• [What is expected]: Output the material beneath exactly, leaving nothing out.

• [Data entries]:

******

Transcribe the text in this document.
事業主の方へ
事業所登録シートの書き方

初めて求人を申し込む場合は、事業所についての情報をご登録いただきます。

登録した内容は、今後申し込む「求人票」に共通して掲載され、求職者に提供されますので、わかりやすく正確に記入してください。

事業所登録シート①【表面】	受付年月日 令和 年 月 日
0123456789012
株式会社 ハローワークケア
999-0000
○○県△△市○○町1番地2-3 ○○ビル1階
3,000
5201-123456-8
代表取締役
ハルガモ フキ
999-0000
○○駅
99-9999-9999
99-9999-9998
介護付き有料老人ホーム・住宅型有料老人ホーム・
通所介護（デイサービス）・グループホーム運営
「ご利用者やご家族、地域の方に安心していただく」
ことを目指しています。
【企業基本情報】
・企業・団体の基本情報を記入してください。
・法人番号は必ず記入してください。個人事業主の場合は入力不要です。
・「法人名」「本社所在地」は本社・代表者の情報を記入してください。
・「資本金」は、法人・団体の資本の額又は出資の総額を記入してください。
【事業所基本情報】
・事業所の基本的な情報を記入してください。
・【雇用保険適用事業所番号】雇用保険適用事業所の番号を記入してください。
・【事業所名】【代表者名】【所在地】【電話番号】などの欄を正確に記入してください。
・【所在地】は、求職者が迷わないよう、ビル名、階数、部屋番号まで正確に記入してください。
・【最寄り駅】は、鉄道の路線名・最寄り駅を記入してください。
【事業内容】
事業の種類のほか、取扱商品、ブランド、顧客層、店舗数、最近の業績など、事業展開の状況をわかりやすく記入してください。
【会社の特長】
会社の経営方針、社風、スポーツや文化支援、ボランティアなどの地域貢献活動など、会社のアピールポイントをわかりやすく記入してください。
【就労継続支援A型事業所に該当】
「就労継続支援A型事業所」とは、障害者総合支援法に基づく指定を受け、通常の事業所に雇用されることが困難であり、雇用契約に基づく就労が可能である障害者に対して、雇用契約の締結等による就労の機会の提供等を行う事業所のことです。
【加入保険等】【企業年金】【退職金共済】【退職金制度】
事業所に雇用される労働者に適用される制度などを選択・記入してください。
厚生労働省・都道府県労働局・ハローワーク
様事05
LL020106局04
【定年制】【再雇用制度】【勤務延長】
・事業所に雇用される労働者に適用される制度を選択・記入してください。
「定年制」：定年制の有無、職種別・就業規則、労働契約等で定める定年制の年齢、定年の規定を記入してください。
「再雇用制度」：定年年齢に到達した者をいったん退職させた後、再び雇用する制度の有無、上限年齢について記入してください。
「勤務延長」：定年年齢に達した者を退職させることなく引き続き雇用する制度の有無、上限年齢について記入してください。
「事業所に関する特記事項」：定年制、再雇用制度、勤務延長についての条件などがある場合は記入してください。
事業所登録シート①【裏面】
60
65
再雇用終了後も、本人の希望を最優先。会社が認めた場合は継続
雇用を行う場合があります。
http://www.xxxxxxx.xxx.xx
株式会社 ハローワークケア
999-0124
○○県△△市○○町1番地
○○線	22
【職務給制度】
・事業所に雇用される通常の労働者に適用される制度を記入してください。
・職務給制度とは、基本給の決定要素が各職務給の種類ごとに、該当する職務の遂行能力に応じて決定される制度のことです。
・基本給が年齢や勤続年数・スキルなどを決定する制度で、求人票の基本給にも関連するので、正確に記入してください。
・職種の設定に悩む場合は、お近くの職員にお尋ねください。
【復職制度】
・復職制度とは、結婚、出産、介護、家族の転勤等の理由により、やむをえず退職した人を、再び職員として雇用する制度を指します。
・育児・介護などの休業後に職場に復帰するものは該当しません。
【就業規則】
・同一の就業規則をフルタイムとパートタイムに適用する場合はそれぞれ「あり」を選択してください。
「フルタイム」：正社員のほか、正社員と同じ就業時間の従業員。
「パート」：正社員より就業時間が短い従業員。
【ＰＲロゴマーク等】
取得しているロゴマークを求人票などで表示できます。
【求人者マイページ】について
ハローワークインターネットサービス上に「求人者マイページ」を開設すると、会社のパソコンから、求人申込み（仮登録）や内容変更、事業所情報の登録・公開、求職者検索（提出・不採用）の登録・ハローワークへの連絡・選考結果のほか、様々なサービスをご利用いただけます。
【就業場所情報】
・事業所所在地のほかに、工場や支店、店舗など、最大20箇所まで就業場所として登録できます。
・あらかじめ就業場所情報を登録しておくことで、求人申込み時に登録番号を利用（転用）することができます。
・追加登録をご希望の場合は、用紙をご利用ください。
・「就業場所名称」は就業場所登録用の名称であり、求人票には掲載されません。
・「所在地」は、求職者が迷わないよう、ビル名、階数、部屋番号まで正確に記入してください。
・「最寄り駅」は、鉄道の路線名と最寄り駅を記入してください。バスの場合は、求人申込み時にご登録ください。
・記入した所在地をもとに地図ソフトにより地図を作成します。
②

******

• [Answer]:
Transcribe the text in this document.
事業主の方へ
事業所登録シートの書き方

初めて求人を申し込む場合は、事業所についての情報をご登録いただきます。

登録した内容は、今後申し込む「求人票」に共通して掲載され、求職者に提供されますので、わかりやすく正確に記入してください。

事業所登録シート①【表面】	受付年月日 令和 年 月 日
0123456789012
株式会社 ハローワークケア
999-0000
○○県△△市○○町1番地2-3 ○○ビル1階
3,000
5201-123456-8
代表取締役
ハルガモ フキ
999-0000
○○駅
99-9999-9999
99-9999-9998
介護付き有料老人ホーム・住宅型有料老人ホーム・
通所介護（デイサービス）・グループホーム運営
「ご利用者やご家族、地域の方に安心していただく」
ことを目指しています。
【企業基本情報】
・企業・団体の基本情報を記入してください。
・法人番号は必ず記入してください。個人事業主の場合は入力不要です。
・「法人名」「本社所在地」は本社・代表者の情報を記入してください。
・「資本金」は、法人・団体の資本の額又は出資の総額を記入してください。
【事業所基本情報】
・事業所の基本的な情報を記入してください。
・【雇用保険適用事業所番号】雇用保険適用事業所の番号を記入してください。
・【事業所名】【代表者名】【所在地】【電話番号】などの欄を正確に記入してください。
・【所在地】は、求職者が迷わないよう、ビル名、階数、部屋番号まで正確に記入してください。
・【最寄り駅】は、鉄道の路線名・最寄り駅を記入してください。
【事業内容】
事業の種類のほか、取扱商品、ブランド、顧客層、店舗数、最近の業績など、事業展開の状況をわかりやすく記入してください。
【会社の特長】
会社の経営方針、社風、スポーツや文化支援、ボランティアなどの地域貢献活動など、会社のアピールポイントをわかりやすく記入してください。
【就労継続支援A型事業所に該当】
「就労継続支援A型事業所」とは、障害者総合支援法に基づく指定を受け、通常の事業所に雇用されることが困難であり、雇用契約に基づく就労が可能である障害者に対して、雇用契約の締結等による就労の機会の提供等を行う事業所のことです。
【加入保険等】【企業年金】【退職金共済】【退職金制度】
事業所に雇用される労働者に適用される制度などを選択・記入してください。
厚生労働省・都道府県労働局・ハローワーク
様事05
LL020106局04
【定年制】【再雇用制度】【勤務延長】
・事業所に雇用される労働者に適用される制度を選択・記入してください。
「定年制」：定年制の有無、職種別・就業規則、労働契約等で定める定年制の年齢、定年の規定を記入してください。
「再雇用制度」：定年年齢に到達した者をいったん退職させた後、再び雇用する制度の有無、上限年齢について記入してください。
「勤務延長」：定年年齢に達した者を退職させることなく引き続き雇用する制度の有無、上限年齢について記入してください。
「事業所に関する特記事項」：定年制、再雇用制度、勤務延長についての条件などがある場合は記入してください。
事業所登録シート①【裏面】
60
65
再雇用終了後も、本人の希望を最優先。会社が認めた場合は継続
雇用を行う場合があります。
http://www.xxxxxxx.xxx.xx
株式会社 ハローワークケア
999-0124
○○県△△市○○町1番地
○○線	22
【職務給制度】
・事業所に雇用される通常の労働者に適用される制度を記入してください。
・職務給制度とは、基本給の決定要素が各職務給の種類ごとに、該当する職務の遂行能力に応じて決定される制度のことです。
・基本給が年齢や勤続年数・スキルなどを決定する制度で、求人票の基本給にも関連するので、正確に記入してください。
・職種の設定に悩む場合は、お近くの職員にお尋ねください。
【復職制度】
・復職制度とは、結婚、出産、介護、家族の転勤等の理由により、やむをえず退職した人を、再び職員として雇用する制度を指します。
・育児・介護などの休業後に職場に復帰するものは該当しません。
【就業規則】
・同一の就業規則をフルタイムとパートタイムに適用する場合はそれぞれ「あり」を選択してください。
「フルタイム」：正社員のほか、正社員と同じ就業時間の従業員。
「パート」：正社員より就業時間が短い従業員。
【ＰＲロゴマーク等】
取得しているロゴマークを求人票などで表示できます。
【求人者マイページ】について
ハローワークインターネットサービス上に「求人者マイページ」を開設すると、会社のパソコンから、求人申込み（仮登録）や内容変更、事業所情報の登録・公開、求職者検索（提出・不採用）の登録・ハローワークへの連絡・選考結果のほか、様々なサービスをご利用いただけます。
【就業場所情報】
・事業所所在地のほかに、工場や支店、店舗など、最大20箇所まで就業場所として登録できます。
・あらかじめ就業場所情報を登録しておくことで、求人申込み時に登録番号を利用（転用）することができます。
・追加登録をご希望の場合は、用紙をご利用ください。
・「就業場所名称」は就業場所登録用の名称であり、求人票には掲載されません。
・「所在地」は、求職者が迷わないよう、ビル名、階数、部屋番号まで正確に記入してください。
・「最寄り駅」は、鉄道の路線名と最寄り駅を記入してください。バスの場合は、求人申込み時にご登録ください。
・記入した所在地をもとに地図ソフトにより地図を作成します。
②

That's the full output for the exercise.